Work to be completed:
Using the listing below, copy every line that mentions "this".

Stored data:

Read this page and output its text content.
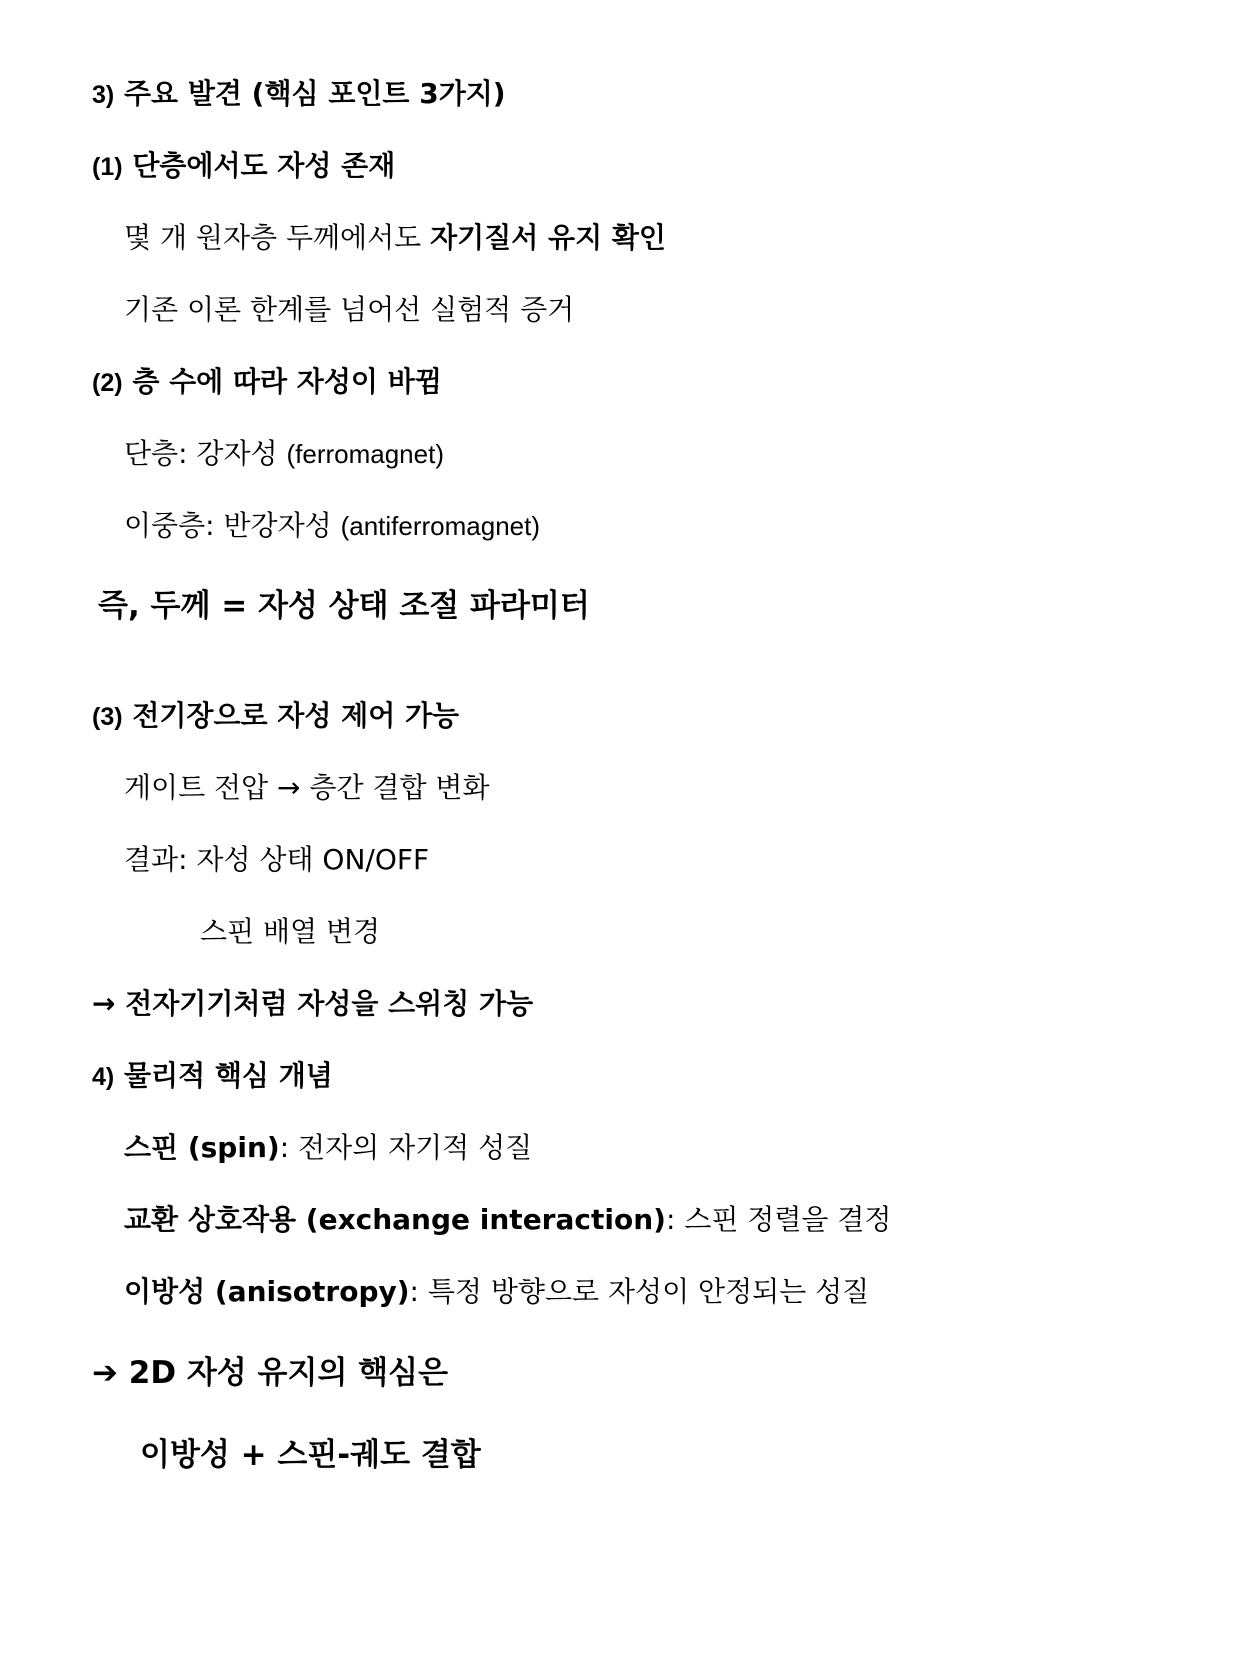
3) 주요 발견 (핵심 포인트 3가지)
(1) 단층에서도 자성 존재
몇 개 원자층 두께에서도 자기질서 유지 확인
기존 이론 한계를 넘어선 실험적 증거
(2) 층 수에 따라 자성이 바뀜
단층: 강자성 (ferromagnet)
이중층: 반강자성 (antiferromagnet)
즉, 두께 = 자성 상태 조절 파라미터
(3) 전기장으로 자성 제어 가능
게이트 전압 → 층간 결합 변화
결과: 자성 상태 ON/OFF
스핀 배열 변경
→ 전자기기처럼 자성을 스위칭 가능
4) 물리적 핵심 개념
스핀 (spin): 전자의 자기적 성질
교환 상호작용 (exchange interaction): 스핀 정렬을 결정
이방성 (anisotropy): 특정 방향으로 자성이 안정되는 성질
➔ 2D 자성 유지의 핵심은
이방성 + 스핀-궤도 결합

--

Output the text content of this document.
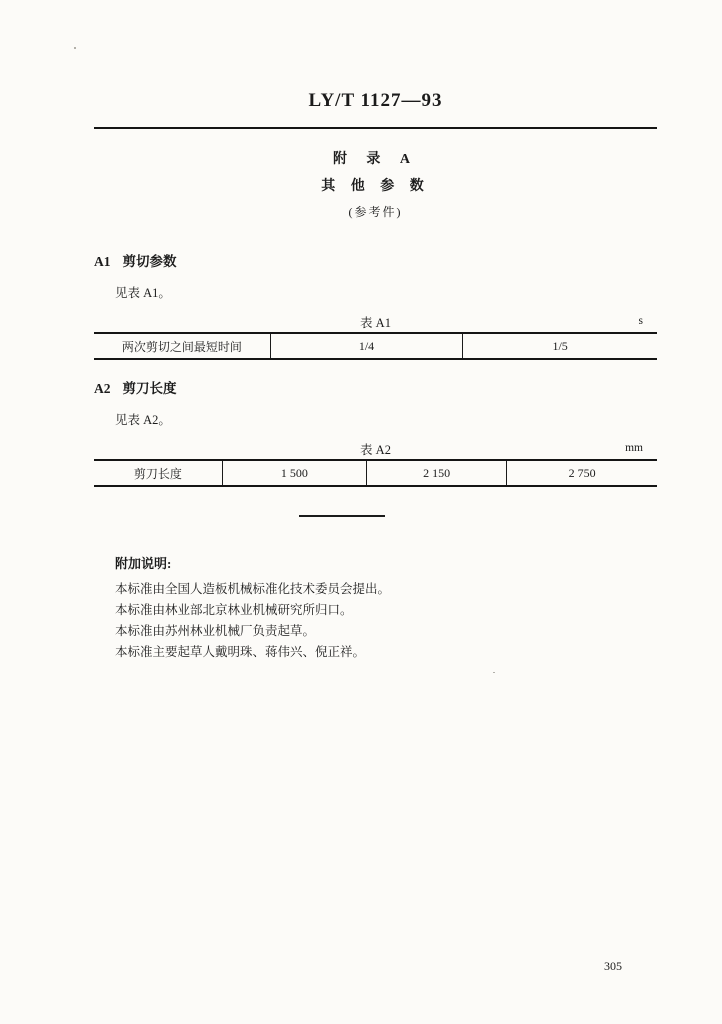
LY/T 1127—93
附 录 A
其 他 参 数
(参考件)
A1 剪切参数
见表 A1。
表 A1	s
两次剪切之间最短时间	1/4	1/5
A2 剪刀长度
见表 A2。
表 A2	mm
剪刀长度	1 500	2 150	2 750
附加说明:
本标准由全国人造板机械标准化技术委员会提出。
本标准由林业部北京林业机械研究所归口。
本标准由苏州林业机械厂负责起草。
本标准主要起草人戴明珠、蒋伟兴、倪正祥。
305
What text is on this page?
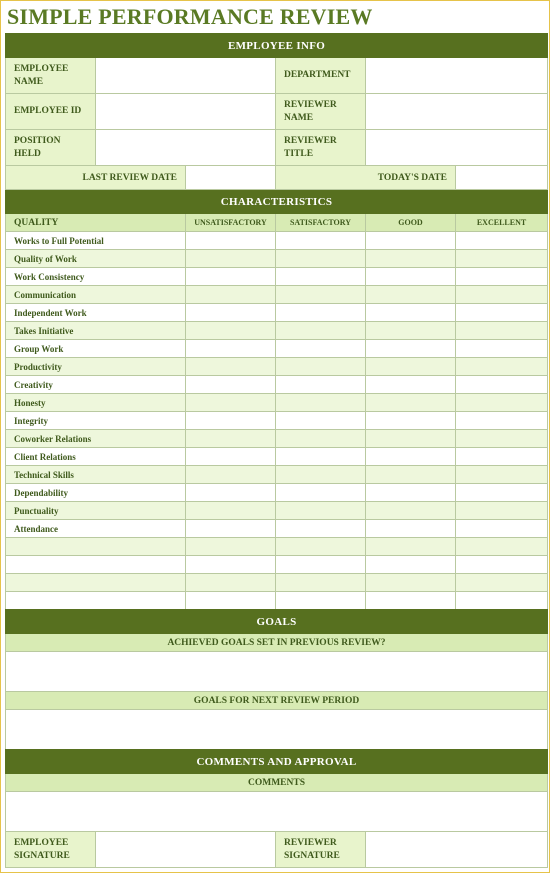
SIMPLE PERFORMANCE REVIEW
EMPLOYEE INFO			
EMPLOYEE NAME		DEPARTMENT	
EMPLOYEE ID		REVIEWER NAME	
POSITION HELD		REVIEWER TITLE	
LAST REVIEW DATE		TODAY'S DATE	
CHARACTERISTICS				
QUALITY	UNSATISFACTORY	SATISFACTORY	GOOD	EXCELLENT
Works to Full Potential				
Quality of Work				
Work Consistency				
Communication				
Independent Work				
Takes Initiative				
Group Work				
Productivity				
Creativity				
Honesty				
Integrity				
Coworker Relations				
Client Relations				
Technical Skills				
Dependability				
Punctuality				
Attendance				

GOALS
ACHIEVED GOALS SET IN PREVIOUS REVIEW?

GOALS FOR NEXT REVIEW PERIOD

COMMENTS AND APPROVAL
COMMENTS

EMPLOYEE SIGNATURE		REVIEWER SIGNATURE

Problem solution:
Read this page and output its text content.
Output the text content of this document.
What text is on this page?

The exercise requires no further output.